• **Work to be completed**
What the task needs is the data below, written out verbatim.

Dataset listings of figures
━━━━━━━━
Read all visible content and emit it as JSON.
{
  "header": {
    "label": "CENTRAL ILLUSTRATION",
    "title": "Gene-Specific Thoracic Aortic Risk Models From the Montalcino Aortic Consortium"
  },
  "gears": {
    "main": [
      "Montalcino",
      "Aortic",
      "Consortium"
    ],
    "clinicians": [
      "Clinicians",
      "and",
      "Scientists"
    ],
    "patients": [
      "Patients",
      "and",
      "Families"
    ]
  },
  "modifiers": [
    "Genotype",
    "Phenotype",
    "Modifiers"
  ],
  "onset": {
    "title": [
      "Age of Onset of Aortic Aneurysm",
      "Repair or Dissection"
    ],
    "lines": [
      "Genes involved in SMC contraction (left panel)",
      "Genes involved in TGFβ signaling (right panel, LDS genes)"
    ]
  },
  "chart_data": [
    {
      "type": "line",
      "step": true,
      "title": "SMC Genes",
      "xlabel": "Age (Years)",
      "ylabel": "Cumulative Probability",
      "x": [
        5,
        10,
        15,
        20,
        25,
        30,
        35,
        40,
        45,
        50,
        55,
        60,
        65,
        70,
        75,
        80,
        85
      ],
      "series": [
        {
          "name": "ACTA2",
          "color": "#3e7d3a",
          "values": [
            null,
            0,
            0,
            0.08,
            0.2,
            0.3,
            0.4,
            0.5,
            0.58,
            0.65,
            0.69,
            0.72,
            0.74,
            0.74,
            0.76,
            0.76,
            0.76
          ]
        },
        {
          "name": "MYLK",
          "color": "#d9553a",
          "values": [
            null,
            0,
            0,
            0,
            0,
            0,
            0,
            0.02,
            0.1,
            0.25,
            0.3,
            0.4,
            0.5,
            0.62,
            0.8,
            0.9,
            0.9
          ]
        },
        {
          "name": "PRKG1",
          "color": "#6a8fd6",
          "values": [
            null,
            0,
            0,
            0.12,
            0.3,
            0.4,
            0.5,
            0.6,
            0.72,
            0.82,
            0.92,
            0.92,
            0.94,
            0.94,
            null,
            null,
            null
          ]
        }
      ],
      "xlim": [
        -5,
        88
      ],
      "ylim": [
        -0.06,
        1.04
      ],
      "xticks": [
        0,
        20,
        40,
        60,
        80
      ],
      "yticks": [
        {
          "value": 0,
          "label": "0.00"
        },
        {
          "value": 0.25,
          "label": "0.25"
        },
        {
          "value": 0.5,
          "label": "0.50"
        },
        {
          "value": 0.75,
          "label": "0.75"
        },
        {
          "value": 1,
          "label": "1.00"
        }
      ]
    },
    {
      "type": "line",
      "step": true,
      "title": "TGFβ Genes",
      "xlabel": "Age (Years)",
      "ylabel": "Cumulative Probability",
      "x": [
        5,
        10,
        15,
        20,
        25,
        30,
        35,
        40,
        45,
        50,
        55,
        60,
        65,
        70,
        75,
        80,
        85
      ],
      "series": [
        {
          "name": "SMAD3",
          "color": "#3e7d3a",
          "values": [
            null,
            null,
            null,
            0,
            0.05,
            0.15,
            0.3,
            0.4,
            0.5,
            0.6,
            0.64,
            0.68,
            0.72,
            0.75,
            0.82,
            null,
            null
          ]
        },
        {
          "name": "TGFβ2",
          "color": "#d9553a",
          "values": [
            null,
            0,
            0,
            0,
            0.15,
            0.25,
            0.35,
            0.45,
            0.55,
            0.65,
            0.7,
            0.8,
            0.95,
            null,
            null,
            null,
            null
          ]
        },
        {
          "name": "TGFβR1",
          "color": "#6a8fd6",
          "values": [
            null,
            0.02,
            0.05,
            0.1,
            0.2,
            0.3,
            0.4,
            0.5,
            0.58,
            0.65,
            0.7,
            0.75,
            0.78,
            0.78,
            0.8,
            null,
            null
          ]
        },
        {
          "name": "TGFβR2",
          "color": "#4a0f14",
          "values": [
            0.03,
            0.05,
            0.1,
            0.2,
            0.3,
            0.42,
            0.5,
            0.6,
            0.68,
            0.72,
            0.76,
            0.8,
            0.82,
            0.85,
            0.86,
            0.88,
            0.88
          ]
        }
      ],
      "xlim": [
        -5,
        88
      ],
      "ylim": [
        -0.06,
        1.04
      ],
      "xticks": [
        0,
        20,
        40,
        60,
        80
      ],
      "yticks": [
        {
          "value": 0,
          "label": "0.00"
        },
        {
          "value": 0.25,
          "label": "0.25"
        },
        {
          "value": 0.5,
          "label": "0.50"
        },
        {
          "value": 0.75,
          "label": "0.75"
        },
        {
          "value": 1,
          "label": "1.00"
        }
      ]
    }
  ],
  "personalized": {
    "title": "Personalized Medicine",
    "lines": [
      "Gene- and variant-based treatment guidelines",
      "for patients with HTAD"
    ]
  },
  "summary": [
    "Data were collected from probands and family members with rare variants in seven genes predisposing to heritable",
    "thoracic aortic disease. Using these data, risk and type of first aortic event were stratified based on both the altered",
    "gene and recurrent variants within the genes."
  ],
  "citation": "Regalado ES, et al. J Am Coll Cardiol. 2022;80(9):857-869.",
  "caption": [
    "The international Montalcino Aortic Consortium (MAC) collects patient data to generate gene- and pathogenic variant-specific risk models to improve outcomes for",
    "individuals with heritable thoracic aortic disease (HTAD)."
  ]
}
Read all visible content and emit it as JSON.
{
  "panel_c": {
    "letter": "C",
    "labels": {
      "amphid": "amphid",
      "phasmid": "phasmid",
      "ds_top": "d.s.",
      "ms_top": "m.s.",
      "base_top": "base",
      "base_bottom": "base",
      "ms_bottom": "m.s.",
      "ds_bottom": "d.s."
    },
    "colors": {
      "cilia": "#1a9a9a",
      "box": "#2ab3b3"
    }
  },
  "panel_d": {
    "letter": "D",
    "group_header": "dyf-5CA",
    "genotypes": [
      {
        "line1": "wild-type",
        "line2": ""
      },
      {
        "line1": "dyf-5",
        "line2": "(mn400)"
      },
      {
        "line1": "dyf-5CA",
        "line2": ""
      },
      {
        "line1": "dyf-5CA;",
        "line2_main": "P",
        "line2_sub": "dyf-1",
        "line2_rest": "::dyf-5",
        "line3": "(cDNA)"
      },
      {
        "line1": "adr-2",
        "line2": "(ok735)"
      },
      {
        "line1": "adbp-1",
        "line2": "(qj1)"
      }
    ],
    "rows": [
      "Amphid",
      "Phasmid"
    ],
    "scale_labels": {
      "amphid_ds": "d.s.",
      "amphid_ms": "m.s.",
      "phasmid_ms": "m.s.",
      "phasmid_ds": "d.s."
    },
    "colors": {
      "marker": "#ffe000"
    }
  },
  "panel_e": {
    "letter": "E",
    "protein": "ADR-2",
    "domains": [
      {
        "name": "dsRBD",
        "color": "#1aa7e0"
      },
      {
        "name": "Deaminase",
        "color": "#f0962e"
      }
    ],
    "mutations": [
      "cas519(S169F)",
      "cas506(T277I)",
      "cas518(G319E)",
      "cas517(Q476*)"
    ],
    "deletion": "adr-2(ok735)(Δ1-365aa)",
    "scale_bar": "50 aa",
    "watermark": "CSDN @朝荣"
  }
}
━━━━━━━━
• **Reply to the exercise**
Read all visible content and emit it as JSON.
{
  "header": {
    "label": "CENTRAL ILLUSTRATION",
    "title": "Gene-Specific Thoracic Aortic Risk Models From the Montalcino Aortic Consortium"
  },
  "gears": {
    "main": [
      "Montalcino",
      "Aortic",
      "Consortium"
    ],
    "clinicians": [
      "Clinicians",
      "and",
      "Scientists"
    ],
    "patients": [
      "Patients",
      "and",
      "Families"
    ]
  },
  "modifiers": [
    "Genotype",
    "Phenotype",
    "Modifiers"
  ],
  "onset": {
    "title": [
      "Age of Onset of Aortic Aneurysm",
      "Repair or Dissection"
    ],
    "lines": [
      "Genes involved in SMC contraction (left panel)",
      "Genes involved in TGFβ signaling (right panel, LDS genes)"
    ]
  },
  "chart_data": [
    {
      "type": "line",
      "step": true,
      "title": "SMC Genes",
      "xlabel": "Age (Years)",
      "ylabel": "Cumulative Probability",
      "x": [
        5,
        10,
        15,
        20,
        25,
        30,
        35,
        40,
        45,
        50,
        55,
        60,
        65,
        70,
        75,
        80,
        85
      ],
      "series": [
        {
          "name": "ACTA2",
          "color": "#3e7d3a",
          "values": [
            null,
            0,
            0,
            0.08,
            0.2,
            0.3,
            0.4,
            0.5,
            0.58,
            0.65,
            0.69,
            0.72,
            0.74,
            0.74,
            0.76,
            0.76,
            0.76
          ]
        },
        {
          "name": "MYLK",
          "color": "#d9553a",
          "values": [
            null,
            0,
            0,
            0,
            0,
            0,
            0,
            0.02,
            0.1,
            0.25,
            0.3,
            0.4,
            0.5,
            0.62,
            0.8,
            0.9,
            0.9
          ]
        },
        {
          "name": "PRKG1",
          "color": "#6a8fd6",
          "values": [
            null,
            0,
            0,
            0.12,
            0.3,
            0.4,
            0.5,
            0.6,
            0.72,
            0.82,
            0.92,
            0.92,
            0.94,
            0.94,
            null,
            null,
            null
          ]
        }
      ],
      "xlim": [
        -5,
        88
      ],
      "ylim": [
        -0.06,
        1.04
      ],
      "xticks": [
        0,
        20,
        40,
        60,
        80
      ],
      "yticks": [
        {
          "value": 0,
          "label": "0.00"
        },
        {
          "value": 0.25,
          "label": "0.25"
        },
        {
          "value": 0.5,
          "label": "0.50"
        },
        {
          "value": 0.75,
          "label": "0.75"
        },
        {
          "value": 1,
          "label": "1.00"
        }
      ]
    },
    {
      "type": "line",
      "step": true,
      "title": "TGFβ Genes",
      "xlabel": "Age (Years)",
      "ylabel": "Cumulative Probability",
      "x": [
        5,
        10,
        15,
        20,
        25,
        30,
        35,
        40,
        45,
        50,
        55,
        60,
        65,
        70,
        75,
        80,
        85
      ],
      "series": [
        {
          "name": "SMAD3",
          "color": "#3e7d3a",
          "values": [
            null,
            null,
            null,
            0,
            0.05,
            0.15,
            0.3,
            0.4,
            0.5,
            0.6,
            0.64,
            0.68,
            0.72,
            0.75,
            0.82,
            null,
            null
          ]
        },
        {
          "name": "TGFβ2",
          "color": "#d9553a",
          "values": [
            null,
            0,
            0,
            0,
            0.15,
            0.25,
            0.35,
            0.45,
            0.55,
            0.65,
            0.7,
            0.8,
            0.95,
            null,
            null,
            null,
            null
          ]
        },
        {
          "name": "TGFβR1",
          "color": "#6a8fd6",
          "values": [
            null,
            0.02,
            0.05,
            0.1,
            0.2,
            0.3,
            0.4,
            0.5,
            0.58,
            0.65,
            0.7,
            0.75,
            0.78,
            0.78,
            0.8,
            null,
            null
          ]
        },
        {
          "name": "TGFβR2",
          "color": "#4a0f14",
          "values": [
            0.03,
            0.05,
            0.1,
            0.2,
            0.3,
            0.42,
            0.5,
            0.6,
            0.68,
            0.72,
            0.76,
            0.8,
            0.82,
            0.85,
            0.86,
            0.88,
            0.88
          ]
        }
      ],
      "xlim": [
        -5,
        88
      ],
      "ylim": [
        -0.06,
        1.04
      ],
      "xticks": [
        0,
        20,
        40,
        60,
        80
      ],
      "yticks": [
        {
          "value": 0,
          "label": "0.00"
        },
        {
          "value": 0.25,
          "label": "0.25"
        },
        {
          "value": 0.5,
          "label": "0.50"
        },
        {
          "value": 0.75,
          "label": "0.75"
        },
        {
          "value": 1,
          "label": "1.00"
        }
      ]
    }
  ],
  "personalized": {
    "title": "Personalized Medicine",
    "lines": [
      "Gene- and variant-based treatment guidelines",
      "for patients with HTAD"
    ]
  },
  "summary": [
    "Data were collected from probands and family members with rare variants in seven genes predisposing to heritable",
    "thoracic aortic disease. Using these data, risk and type of first aortic event were stratified based on both the altered",
    "gene and recurrent variants within the genes."
  ],
  "citation": "Regalado ES, et al. J Am Coll Cardiol. 2022;80(9):857-869.",
  "caption": [
    "The international Montalcino Aortic Consortium (MAC) collects patient data to generate gene- and pathogenic variant-specific risk models to improve outcomes for",
    "individuals with heritable thoracic aortic disease (HTAD)."
  ]
}
Read all visible content and emit it as JSON.
{
  "panel_c": {
    "letter": "C",
    "labels": {
      "amphid": "amphid",
      "phasmid": "phasmid",
      "ds_top": "d.s.",
      "ms_top": "m.s.",
      "base_top": "base",
      "base_bottom": "base",
      "ms_bottom": "m.s.",
      "ds_bottom": "d.s."
    },
    "colors": {
      "cilia": "#1a9a9a",
      "box": "#2ab3b3"
    }
  },
  "panel_d": {
    "letter": "D",
    "group_header": "dyf-5CA",
    "genotypes": [
      {
        "line1": "wild-type",
        "line2": ""
      },
      {
        "line1": "dyf-5",
        "line2": "(mn400)"
      },
      {
        "line1": "dyf-5CA",
        "line2": ""
      },
      {
        "line1": "dyf-5CA;",
        "line2_main": "P",
        "line2_sub": "dyf-1",
        "line2_rest": "::dyf-5",
        "line3": "(cDNA)"
      },
      {
        "line1": "adr-2",
        "line2": "(ok735)"
      },
      {
        "line1": "adbp-1",
        "line2": "(qj1)"
      }
    ],
    "rows": [
      "Amphid",
      "Phasmid"
    ],
    "scale_labels": {
      "amphid_ds": "d.s.",
      "amphid_ms": "m.s.",
      "phasmid_ms": "m.s.",
      "phasmid_ds": "d.s."
    },
    "colors": {
      "marker": "#ffe000"
    }
  },
  "panel_e": {
    "letter": "E",
    "protein": "ADR-2",
    "domains": [
      {
        "name": "dsRBD",
        "color": "#1aa7e0"
      },
      {
        "name": "Deaminase",
        "color": "#f0962e"
      }
    ],
    "mutations": [
      "cas519(S169F)",
      "cas506(T277I)",
      "cas518(G319E)",
      "cas517(Q476*)"
    ],
    "deletion": "adr-2(ok735)(Δ1-365aa)",
    "scale_bar": "50 aa",
    "watermark": "CSDN @朝荣"
  }
}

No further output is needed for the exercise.